| What you will do |
The exercise asks you to copy every line below in which "JSON" appears.

| Records to process |
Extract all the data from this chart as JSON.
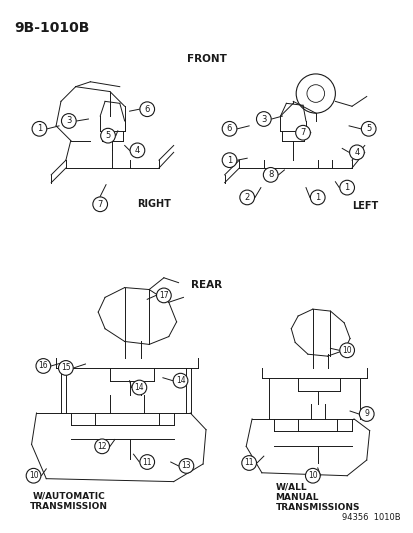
{
  "background_color": "#ffffff",
  "fig_width": 4.14,
  "fig_height": 5.33,
  "dpi": 100,
  "labels": {
    "title": "9B-1010B",
    "front": "FRONT",
    "rear": "REAR",
    "right": "RIGHT",
    "left": "LEFT",
    "w_auto": "W/AUTOMATIC\nTRANSMISSION",
    "w_manual": "W/ALL\nMANUAL\nTRANSMISSIONS",
    "code": "94356  1010B"
  },
  "text_color": "#1a1a1a",
  "line_color": "#1a1a1a",
  "circle_facecolor": "#ffffff",
  "circle_edgecolor": "#1a1a1a"
}
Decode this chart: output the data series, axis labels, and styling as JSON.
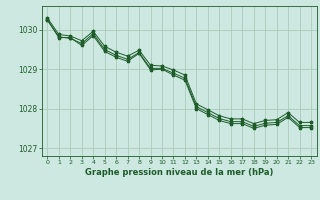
{
  "title": "Graphe pression niveau de la mer (hPa)",
  "bg_color": "#cce8e0",
  "grid_color": "#aaccbb",
  "line_color": "#1e5c2a",
  "marker_color": "#1e5c2a",
  "xlim": [
    -0.5,
    23.5
  ],
  "ylim": [
    1026.8,
    1030.6
  ],
  "yticks": [
    1027,
    1028,
    1029,
    1030
  ],
  "xticks": [
    0,
    1,
    2,
    3,
    4,
    5,
    6,
    7,
    8,
    9,
    10,
    11,
    12,
    13,
    14,
    15,
    16,
    17,
    18,
    19,
    20,
    21,
    22,
    23
  ],
  "series1": [
    1030.25,
    1029.8,
    1029.8,
    1029.6,
    1029.85,
    1029.45,
    1029.3,
    1029.2,
    1029.4,
    1028.98,
    1029.0,
    1028.85,
    1028.72,
    1028.0,
    1027.85,
    1027.7,
    1027.62,
    1027.62,
    1027.5,
    1027.58,
    1027.6,
    1027.78,
    1027.52,
    1027.52
  ],
  "series2": [
    1030.25,
    1029.82,
    1029.78,
    1029.65,
    1029.9,
    1029.5,
    1029.35,
    1029.25,
    1029.42,
    1029.02,
    1029.02,
    1028.9,
    1028.77,
    1028.05,
    1027.9,
    1027.75,
    1027.67,
    1027.67,
    1027.55,
    1027.63,
    1027.65,
    1027.82,
    1027.57,
    1027.57
  ],
  "series3": [
    1030.3,
    1029.88,
    1029.84,
    1029.72,
    1029.96,
    1029.58,
    1029.43,
    1029.33,
    1029.48,
    1029.1,
    1029.08,
    1028.98,
    1028.85,
    1028.12,
    1027.97,
    1027.82,
    1027.74,
    1027.74,
    1027.62,
    1027.7,
    1027.72,
    1027.9,
    1027.65,
    1027.65
  ]
}
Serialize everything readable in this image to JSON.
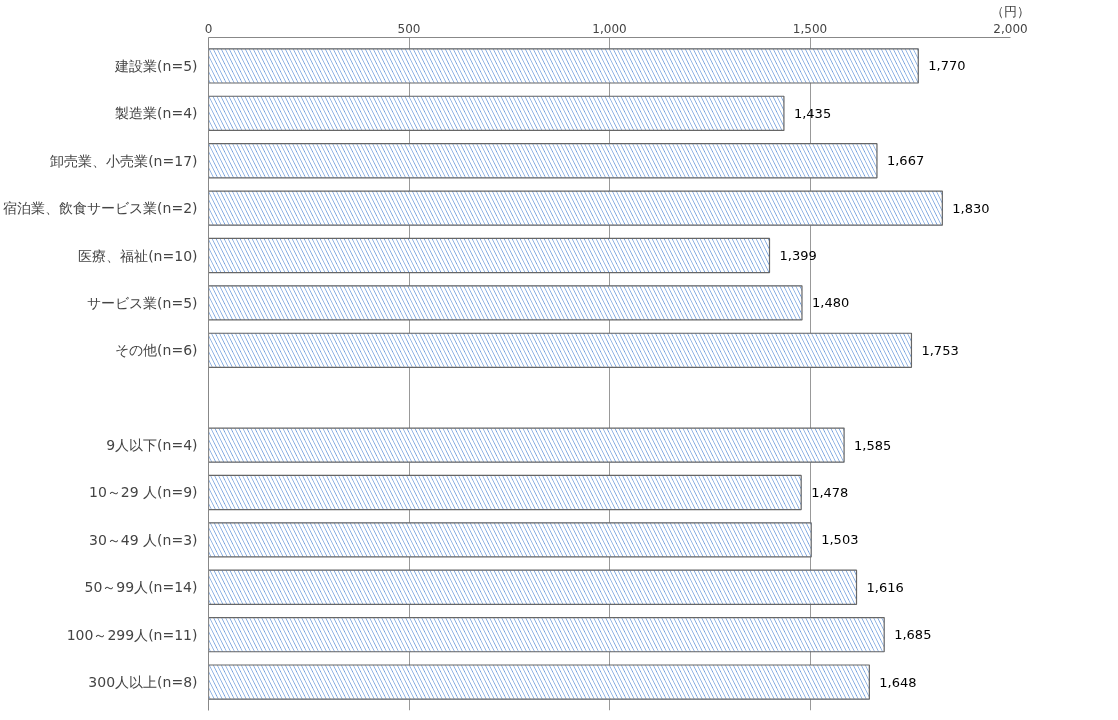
{
  "chart_data": {
    "type": "bar",
    "orientation": "horizontal",
    "categories": [
      "建設業(n=5)",
      "製造業(n=4)",
      "卸売業、小売業(n=17)",
      "宿泊業、飲食サービス業(n=2)",
      "医療、福祉(n=10)",
      "サービス業(n=5)",
      "その他(n=6)",
      null,
      "9人以下(n=4)",
      "10～29 人(n=9)",
      "30～49 人(n=3)",
      "50～99人(n=14)",
      "100～299人(n=11)",
      "300人以上(n=8)"
    ],
    "values": [
      1770,
      1435,
      1667,
      1830,
      1399,
      1480,
      1753,
      null,
      1585,
      1478,
      1503,
      1616,
      1685,
      1648
    ],
    "color": "#5b8fd8",
    "xlim": [
      0,
      2000
    ],
    "xticks": [
      0,
      500,
      {
        "value": 1000,
        "label": "1,000"
      },
      {
        "value": 1500,
        "label": "1,500"
      },
      {
        "value": 2000,
        "label": "2,000"
      }
    ],
    "xlabel": "（円）",
    "grid": "x",
    "value_labels": [
      "1,770",
      "1,435",
      "1,667",
      "1,830",
      "1,399",
      "1,480",
      "1,753",
      null,
      "1,585",
      "1,478",
      "1,503",
      "1,616",
      "1,685",
      "1,648"
    ]
  }
}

| Full response |
Extract all the data from this chart as JSON.
Decode this chart: output the data series, axis labels, and styling as JSON.
Serialize everything readable in this image to JSON.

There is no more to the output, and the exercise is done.